→ **Aim of the task**
Write out all of the lines below, exactly and completely.

Dataset records:
--------------------
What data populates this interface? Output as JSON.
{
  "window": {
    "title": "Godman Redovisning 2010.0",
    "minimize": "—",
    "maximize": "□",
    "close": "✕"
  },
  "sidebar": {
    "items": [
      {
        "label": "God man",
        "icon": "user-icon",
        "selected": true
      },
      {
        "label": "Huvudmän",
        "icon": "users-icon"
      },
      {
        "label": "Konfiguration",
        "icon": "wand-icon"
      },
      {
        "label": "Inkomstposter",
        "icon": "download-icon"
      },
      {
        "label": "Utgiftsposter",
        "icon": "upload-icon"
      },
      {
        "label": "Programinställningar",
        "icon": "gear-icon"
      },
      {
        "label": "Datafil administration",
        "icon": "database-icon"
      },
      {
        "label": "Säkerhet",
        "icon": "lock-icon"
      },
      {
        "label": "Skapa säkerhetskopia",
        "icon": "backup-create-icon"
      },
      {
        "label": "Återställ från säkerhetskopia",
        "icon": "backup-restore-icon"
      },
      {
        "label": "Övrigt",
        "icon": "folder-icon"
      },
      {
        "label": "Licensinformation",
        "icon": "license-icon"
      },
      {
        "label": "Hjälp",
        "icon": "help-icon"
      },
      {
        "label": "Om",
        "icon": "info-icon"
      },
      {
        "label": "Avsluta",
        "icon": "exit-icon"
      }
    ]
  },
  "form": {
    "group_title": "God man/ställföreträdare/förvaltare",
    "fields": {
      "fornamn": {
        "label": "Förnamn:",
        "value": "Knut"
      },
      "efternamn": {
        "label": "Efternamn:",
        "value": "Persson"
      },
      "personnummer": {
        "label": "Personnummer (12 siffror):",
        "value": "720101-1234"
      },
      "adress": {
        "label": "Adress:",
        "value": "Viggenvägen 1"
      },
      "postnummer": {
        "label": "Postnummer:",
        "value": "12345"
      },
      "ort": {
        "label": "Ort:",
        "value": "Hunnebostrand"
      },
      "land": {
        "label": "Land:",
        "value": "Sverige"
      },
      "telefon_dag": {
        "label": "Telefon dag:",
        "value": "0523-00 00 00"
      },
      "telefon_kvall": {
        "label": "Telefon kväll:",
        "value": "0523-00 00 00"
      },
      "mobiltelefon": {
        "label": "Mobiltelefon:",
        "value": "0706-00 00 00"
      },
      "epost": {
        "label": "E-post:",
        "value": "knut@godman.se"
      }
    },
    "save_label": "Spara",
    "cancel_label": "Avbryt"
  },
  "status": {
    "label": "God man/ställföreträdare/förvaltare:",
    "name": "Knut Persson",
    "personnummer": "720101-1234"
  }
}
--------------------
→ **Result for this exercise**
What data populates this interface? Output as JSON.
{
  "window": {
    "title": "Godman Redovisning 2010.0",
    "minimize": "—",
    "maximize": "□",
    "close": "✕"
  },
  "sidebar": {
    "items": [
      {
        "label": "God man",
        "icon": "user-icon",
        "selected": true
      },
      {
        "label": "Huvudmän",
        "icon": "users-icon"
      },
      {
        "label": "Konfiguration",
        "icon": "wand-icon"
      },
      {
        "label": "Inkomstposter",
        "icon": "download-icon"
      },
      {
        "label": "Utgiftsposter",
        "icon": "upload-icon"
      },
      {
        "label": "Programinställningar",
        "icon": "gear-icon"
      },
      {
        "label": "Datafil administration",
        "icon": "database-icon"
      },
      {
        "label": "Säkerhet",
        "icon": "lock-icon"
      },
      {
        "label": "Skapa säkerhetskopia",
        "icon": "backup-create-icon"
      },
      {
        "label": "Återställ från säkerhetskopia",
        "icon": "backup-restore-icon"
      },
      {
        "label": "Övrigt",
        "icon": "folder-icon"
      },
      {
        "label": "Licensinformation",
        "icon": "license-icon"
      },
      {
        "label": "Hjälp",
        "icon": "help-icon"
      },
      {
        "label": "Om",
        "icon": "info-icon"
      },
      {
        "label": "Avsluta",
        "icon": "exit-icon"
      }
    ]
  },
  "form": {
    "group_title": "God man/ställföreträdare/förvaltare",
    "fields": {
      "fornamn": {
        "label": "Förnamn:",
        "value": "Knut"
      },
      "efternamn": {
        "label": "Efternamn:",
        "value": "Persson"
      },
      "personnummer": {
        "label": "Personnummer (12 siffror):",
        "value": "720101-1234"
      },
      "adress": {
        "label": "Adress:",
        "value": "Viggenvägen 1"
      },
      "postnummer": {
        "label": "Postnummer:",
        "value": "12345"
      },
      "ort": {
        "label": "Ort:",
        "value": "Hunnebostrand"
      },
      "land": {
        "label": "Land:",
        "value": "Sverige"
      },
      "telefon_dag": {
        "label": "Telefon dag:",
        "value": "0523-00 00 00"
      },
      "telefon_kvall": {
        "label": "Telefon kväll:",
        "value": "0523-00 00 00"
      },
      "mobiltelefon": {
        "label": "Mobiltelefon:",
        "value": "0706-00 00 00"
      },
      "epost": {
        "label": "E-post:",
        "value": "knut@godman.se"
      }
    },
    "save_label": "Spara",
    "cancel_label": "Avbryt"
  },
  "status": {
    "label": "God man/ställföreträdare/förvaltare:",
    "name": "Knut Persson",
    "personnummer": "720101-1234"
  }
}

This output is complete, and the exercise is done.